─── Working data ───
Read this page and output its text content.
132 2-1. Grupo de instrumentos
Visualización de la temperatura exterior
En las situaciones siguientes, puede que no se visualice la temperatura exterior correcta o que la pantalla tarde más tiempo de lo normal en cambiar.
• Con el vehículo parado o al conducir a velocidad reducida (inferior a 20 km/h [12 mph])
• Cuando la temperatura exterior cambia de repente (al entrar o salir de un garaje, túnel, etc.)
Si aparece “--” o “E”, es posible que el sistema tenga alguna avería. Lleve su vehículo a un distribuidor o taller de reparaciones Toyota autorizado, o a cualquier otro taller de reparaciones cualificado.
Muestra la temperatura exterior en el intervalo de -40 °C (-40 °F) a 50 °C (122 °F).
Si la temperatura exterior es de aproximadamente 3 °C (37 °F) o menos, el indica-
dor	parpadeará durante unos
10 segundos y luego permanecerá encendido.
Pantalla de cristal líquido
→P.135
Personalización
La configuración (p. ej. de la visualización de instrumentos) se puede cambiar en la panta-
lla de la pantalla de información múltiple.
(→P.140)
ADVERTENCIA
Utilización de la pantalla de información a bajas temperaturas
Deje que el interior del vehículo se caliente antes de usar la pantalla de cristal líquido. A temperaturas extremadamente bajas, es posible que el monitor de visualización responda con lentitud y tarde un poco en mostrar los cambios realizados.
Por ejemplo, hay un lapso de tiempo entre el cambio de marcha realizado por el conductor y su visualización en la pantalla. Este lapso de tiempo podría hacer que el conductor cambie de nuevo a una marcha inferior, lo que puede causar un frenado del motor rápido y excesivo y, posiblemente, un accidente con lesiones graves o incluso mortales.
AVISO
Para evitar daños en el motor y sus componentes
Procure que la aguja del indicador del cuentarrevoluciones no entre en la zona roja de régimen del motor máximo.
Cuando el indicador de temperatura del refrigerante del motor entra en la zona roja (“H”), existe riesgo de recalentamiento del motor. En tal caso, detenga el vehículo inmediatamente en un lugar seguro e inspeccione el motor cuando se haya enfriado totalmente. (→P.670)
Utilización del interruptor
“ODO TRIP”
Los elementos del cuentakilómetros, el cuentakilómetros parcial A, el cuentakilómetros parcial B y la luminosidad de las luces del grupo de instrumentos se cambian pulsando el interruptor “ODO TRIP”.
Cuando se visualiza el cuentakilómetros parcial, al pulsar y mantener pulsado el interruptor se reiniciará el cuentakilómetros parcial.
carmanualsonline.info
───
* _Directions for this task_
Go through the data and return every record exactly.

* _Exercise output_
Read this page and output its text content.
132 2-1. Grupo de instrumentos
Visualización de la temperatura exterior
En las situaciones siguientes, puede que no se visualice la temperatura exterior correcta o que la pantalla tarde más tiempo de lo normal en cambiar.
• Con el vehículo parado o al conducir a velocidad reducida (inferior a 20 km/h [12 mph])
• Cuando la temperatura exterior cambia de repente (al entrar o salir de un garaje, túnel, etc.)
Si aparece “--” o “E”, es posible que el sistema tenga alguna avería. Lleve su vehículo a un distribuidor o taller de reparaciones Toyota autorizado, o a cualquier otro taller de reparaciones cualificado.
Muestra la temperatura exterior en el intervalo de -40 °C (-40 °F) a 50 °C (122 °F).
Si la temperatura exterior es de aproximadamente 3 °C (37 °F) o menos, el indica-
dor	parpadeará durante unos
10 segundos y luego permanecerá encendido.
Pantalla de cristal líquido
→P.135
Personalización
La configuración (p. ej. de la visualización de instrumentos) se puede cambiar en la panta-
lla de la pantalla de información múltiple.
(→P.140)
ADVERTENCIA
Utilización de la pantalla de información a bajas temperaturas
Deje que el interior del vehículo se caliente antes de usar la pantalla de cristal líquido. A temperaturas extremadamente bajas, es posible que el monitor de visualización responda con lentitud y tarde un poco en mostrar los cambios realizados.
Por ejemplo, hay un lapso de tiempo entre el cambio de marcha realizado por el conductor y su visualización en la pantalla. Este lapso de tiempo podría hacer que el conductor cambie de nuevo a una marcha inferior, lo que puede causar un frenado del motor rápido y excesivo y, posiblemente, un accidente con lesiones graves o incluso mortales.
AVISO
Para evitar daños en el motor y sus componentes
Procure que la aguja del indicador del cuentarrevoluciones no entre en la zona roja de régimen del motor máximo.
Cuando el indicador de temperatura del refrigerante del motor entra en la zona roja (“H”), existe riesgo de recalentamiento del motor. En tal caso, detenga el vehículo inmediatamente en un lugar seguro e inspeccione el motor cuando se haya enfriado totalmente. (→P.670)
Utilización del interruptor
“ODO TRIP”
Los elementos del cuentakilómetros, el cuentakilómetros parcial A, el cuentakilómetros parcial B y la luminosidad de las luces del grupo de instrumentos se cambian pulsando el interruptor “ODO TRIP”.
Cuando se visualiza el cuentakilómetros parcial, al pulsar y mantener pulsado el interruptor se reiniciará el cuentakilómetros parcial.
carmanualsonline.info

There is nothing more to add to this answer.